Extract the lines that hold the string "document".

> [Stored rows]:
....................

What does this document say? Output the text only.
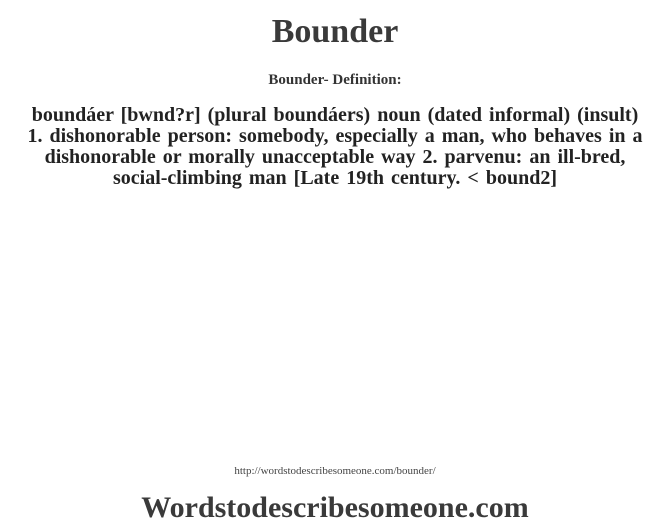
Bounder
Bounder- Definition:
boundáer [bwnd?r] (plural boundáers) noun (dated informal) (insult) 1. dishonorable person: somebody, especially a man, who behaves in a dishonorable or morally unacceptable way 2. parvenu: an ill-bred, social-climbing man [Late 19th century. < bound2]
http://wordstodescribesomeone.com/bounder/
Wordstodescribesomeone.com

....................

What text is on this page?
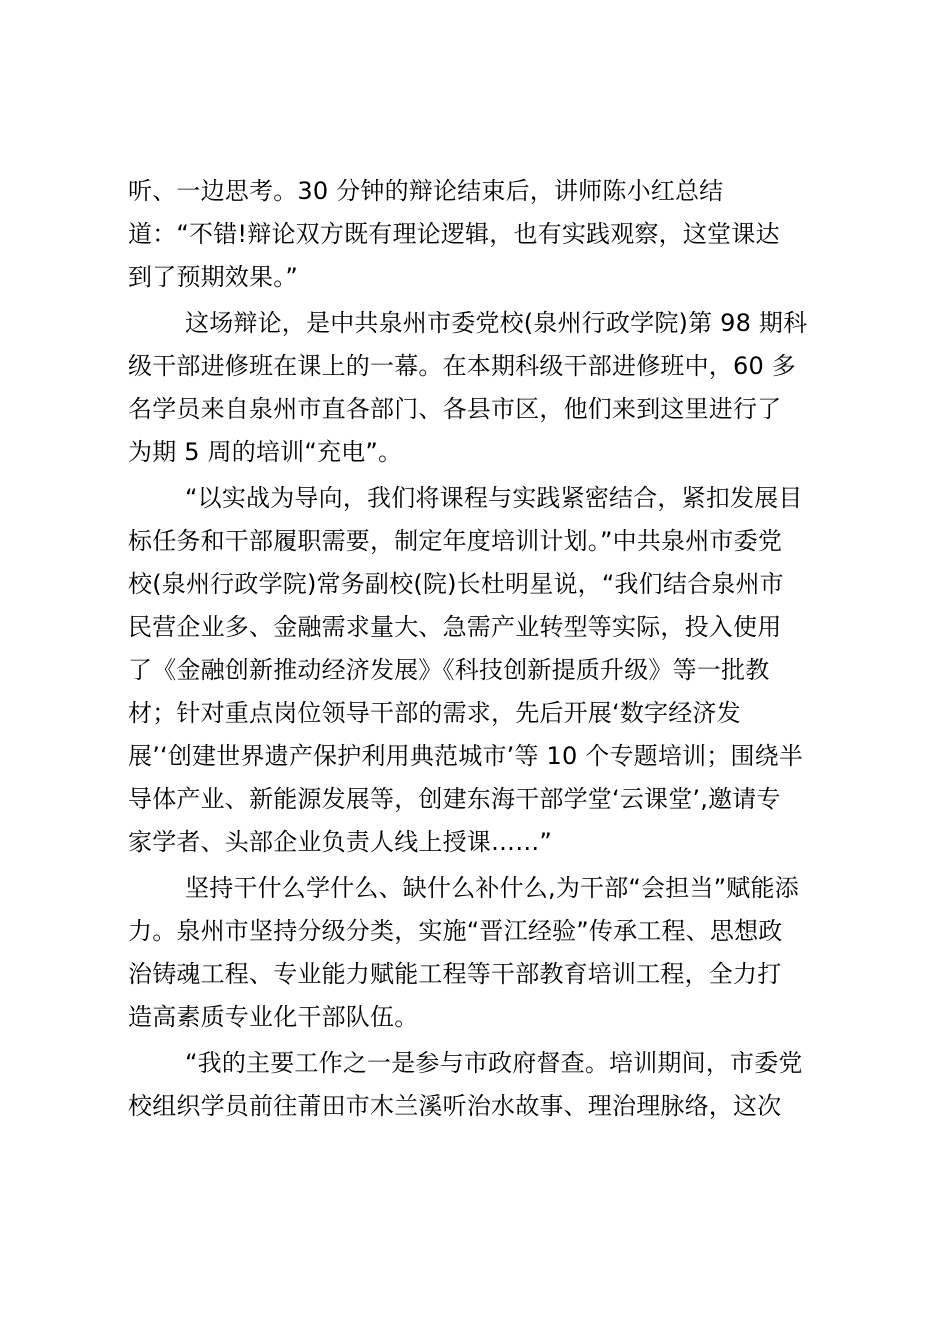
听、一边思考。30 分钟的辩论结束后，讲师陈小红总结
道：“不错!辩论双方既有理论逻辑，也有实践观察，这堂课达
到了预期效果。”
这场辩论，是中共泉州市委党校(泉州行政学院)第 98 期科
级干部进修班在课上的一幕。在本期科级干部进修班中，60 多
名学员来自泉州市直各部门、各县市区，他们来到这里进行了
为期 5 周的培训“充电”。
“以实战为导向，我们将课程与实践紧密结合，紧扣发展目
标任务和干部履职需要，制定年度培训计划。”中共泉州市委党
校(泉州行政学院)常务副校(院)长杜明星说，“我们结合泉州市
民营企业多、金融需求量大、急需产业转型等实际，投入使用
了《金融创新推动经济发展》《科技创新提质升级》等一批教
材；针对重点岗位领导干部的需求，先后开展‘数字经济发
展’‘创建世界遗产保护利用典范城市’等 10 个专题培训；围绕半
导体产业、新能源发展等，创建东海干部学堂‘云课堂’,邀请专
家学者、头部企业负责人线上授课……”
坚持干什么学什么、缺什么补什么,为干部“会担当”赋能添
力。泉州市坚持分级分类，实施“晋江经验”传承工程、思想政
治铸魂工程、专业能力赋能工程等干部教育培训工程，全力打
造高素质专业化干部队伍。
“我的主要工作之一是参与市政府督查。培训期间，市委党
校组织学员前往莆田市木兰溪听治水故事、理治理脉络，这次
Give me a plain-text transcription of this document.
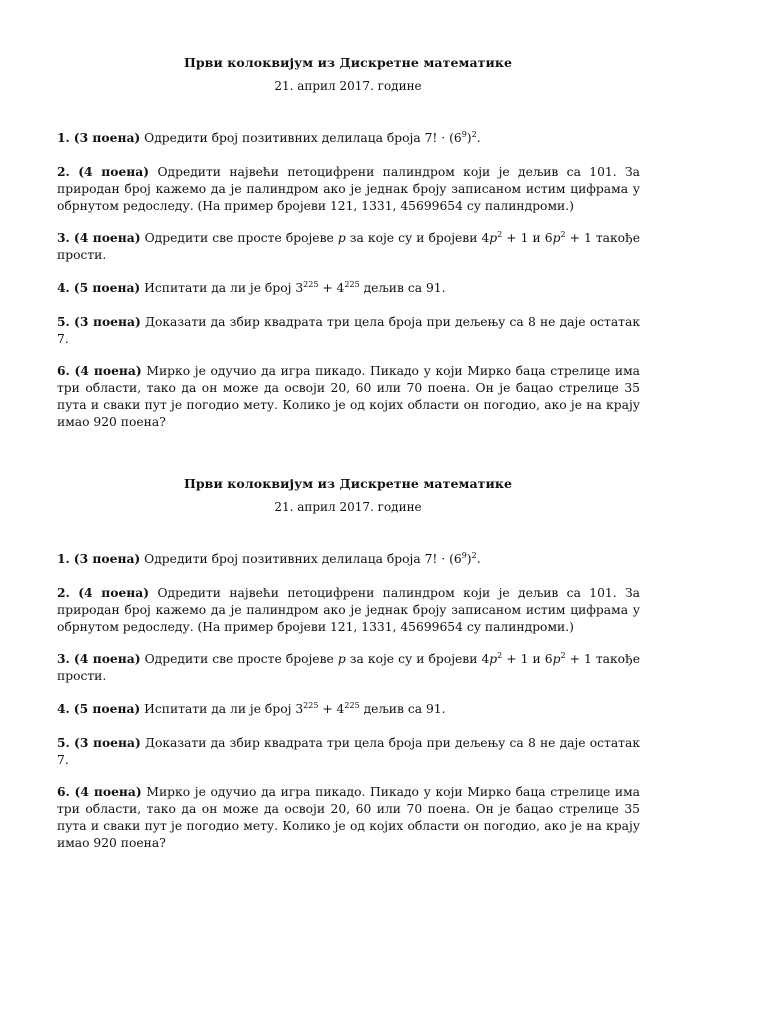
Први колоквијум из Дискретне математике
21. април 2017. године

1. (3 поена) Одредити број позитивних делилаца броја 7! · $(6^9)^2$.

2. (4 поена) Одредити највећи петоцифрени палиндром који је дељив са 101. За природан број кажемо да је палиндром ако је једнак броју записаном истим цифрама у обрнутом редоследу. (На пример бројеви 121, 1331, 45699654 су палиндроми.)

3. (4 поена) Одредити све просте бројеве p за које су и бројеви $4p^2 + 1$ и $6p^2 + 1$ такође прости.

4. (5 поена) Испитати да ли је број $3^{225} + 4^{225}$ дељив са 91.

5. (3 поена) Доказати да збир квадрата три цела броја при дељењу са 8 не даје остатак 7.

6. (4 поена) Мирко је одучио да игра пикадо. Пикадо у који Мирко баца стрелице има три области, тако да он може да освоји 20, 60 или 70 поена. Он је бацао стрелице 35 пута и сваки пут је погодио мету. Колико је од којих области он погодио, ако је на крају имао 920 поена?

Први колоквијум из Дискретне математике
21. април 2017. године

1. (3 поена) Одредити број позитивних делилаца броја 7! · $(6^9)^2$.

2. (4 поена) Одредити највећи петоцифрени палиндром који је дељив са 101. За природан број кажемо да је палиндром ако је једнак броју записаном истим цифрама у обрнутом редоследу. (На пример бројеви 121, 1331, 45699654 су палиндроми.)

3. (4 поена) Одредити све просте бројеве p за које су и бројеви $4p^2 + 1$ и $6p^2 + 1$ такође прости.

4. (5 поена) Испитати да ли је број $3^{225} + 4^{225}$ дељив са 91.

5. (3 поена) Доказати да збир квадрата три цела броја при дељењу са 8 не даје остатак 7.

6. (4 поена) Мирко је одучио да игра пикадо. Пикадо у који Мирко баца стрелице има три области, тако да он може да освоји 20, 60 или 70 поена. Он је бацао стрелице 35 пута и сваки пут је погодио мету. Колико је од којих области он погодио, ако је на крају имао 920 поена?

....................

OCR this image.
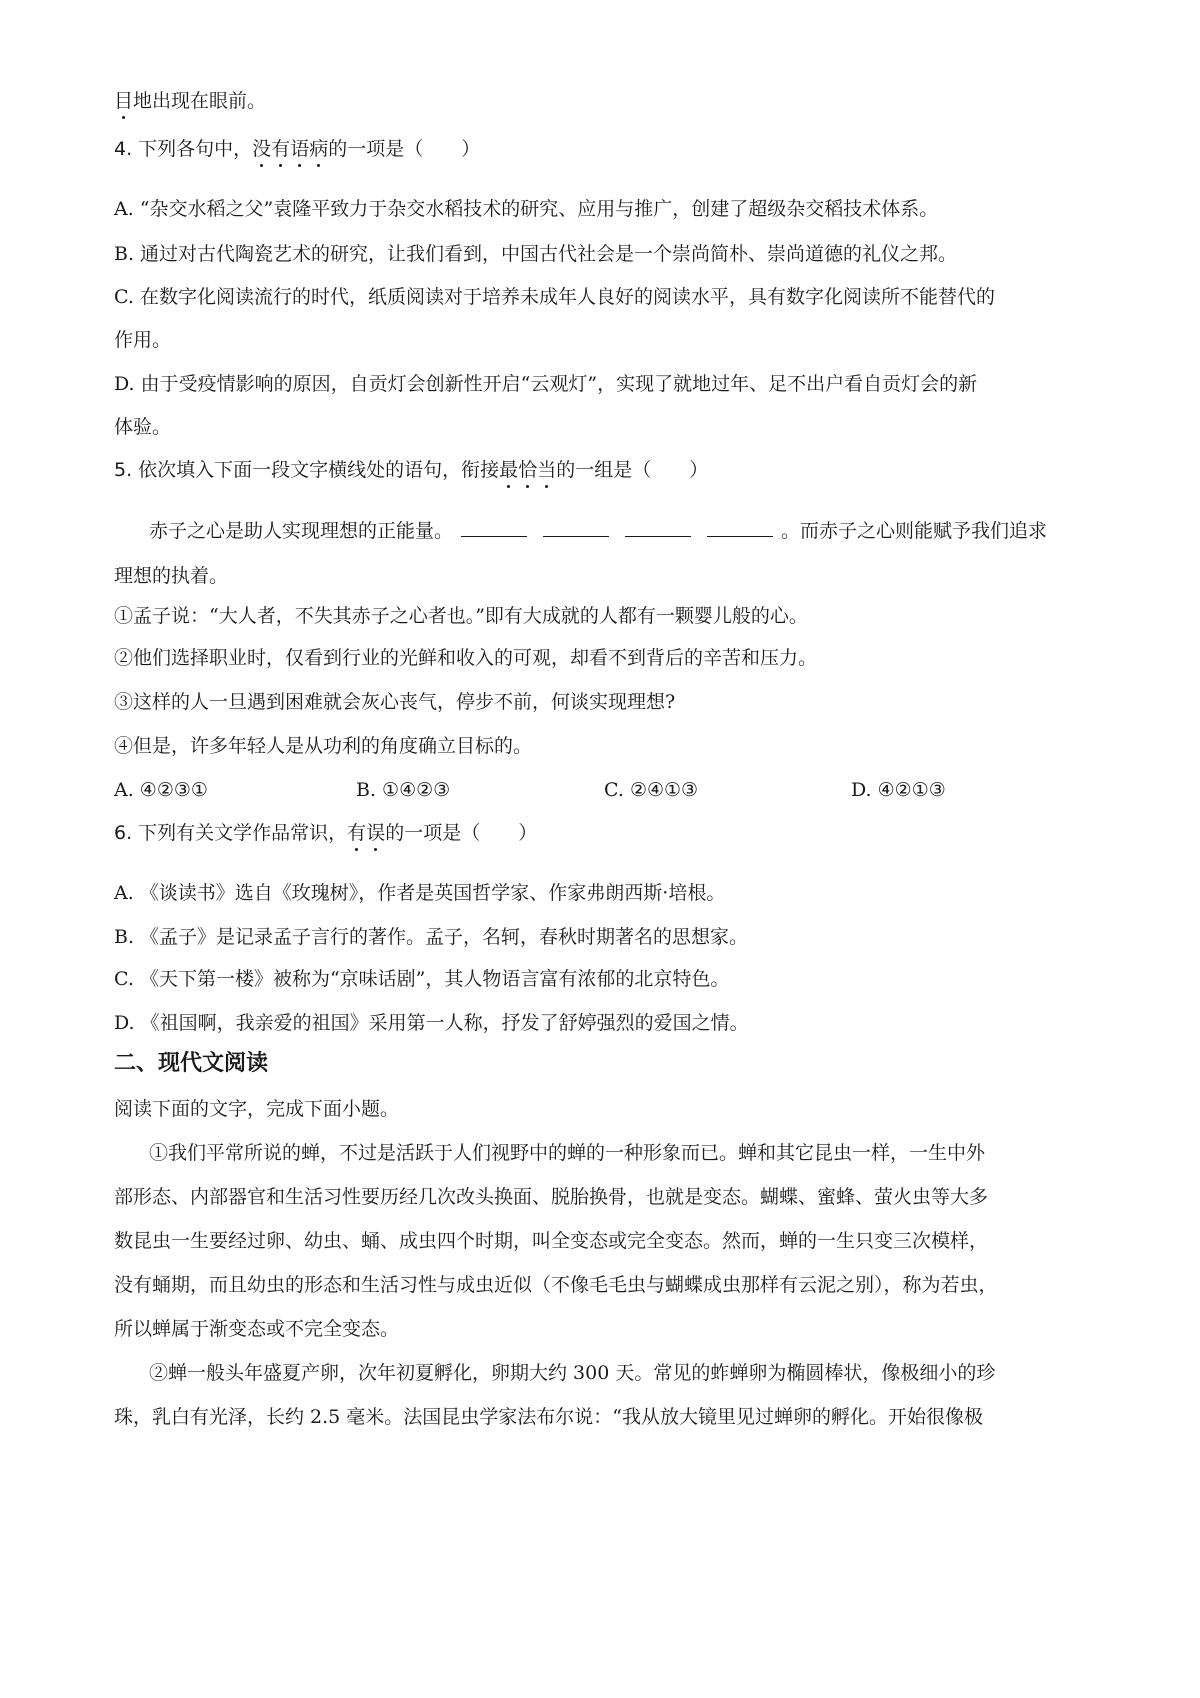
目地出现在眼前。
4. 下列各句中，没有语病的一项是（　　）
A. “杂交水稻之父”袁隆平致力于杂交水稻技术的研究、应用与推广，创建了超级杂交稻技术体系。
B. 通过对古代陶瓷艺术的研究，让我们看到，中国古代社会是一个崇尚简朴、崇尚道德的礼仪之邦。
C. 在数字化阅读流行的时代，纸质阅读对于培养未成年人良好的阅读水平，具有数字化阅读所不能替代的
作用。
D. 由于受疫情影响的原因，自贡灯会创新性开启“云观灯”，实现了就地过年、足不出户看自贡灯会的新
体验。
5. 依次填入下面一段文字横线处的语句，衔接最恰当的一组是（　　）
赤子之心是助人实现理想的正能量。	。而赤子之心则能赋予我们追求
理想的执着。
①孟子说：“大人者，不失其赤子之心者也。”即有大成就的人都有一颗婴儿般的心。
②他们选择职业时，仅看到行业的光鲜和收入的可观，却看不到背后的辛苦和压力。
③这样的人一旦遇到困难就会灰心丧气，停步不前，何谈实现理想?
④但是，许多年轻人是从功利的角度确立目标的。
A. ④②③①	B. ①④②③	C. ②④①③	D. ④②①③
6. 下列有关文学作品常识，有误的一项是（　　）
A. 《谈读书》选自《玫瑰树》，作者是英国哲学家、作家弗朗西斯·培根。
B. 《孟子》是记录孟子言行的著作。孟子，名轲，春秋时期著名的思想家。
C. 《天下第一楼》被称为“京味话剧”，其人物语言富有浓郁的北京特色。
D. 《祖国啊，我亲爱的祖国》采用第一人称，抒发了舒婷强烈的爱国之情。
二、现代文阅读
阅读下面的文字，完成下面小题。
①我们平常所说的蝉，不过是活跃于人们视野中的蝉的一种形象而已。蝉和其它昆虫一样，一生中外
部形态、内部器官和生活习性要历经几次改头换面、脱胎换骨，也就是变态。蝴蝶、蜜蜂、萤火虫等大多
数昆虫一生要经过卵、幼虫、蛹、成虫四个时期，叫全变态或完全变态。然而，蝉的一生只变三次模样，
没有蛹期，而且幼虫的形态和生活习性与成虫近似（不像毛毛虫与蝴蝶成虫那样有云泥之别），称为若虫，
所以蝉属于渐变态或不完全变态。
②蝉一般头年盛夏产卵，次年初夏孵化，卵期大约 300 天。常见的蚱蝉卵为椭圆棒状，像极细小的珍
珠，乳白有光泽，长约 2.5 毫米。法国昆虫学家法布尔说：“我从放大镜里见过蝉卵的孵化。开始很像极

....................

> [Completed exercise]:
What does this document say? Output the text only.
Give me a plain-text transcription of this document.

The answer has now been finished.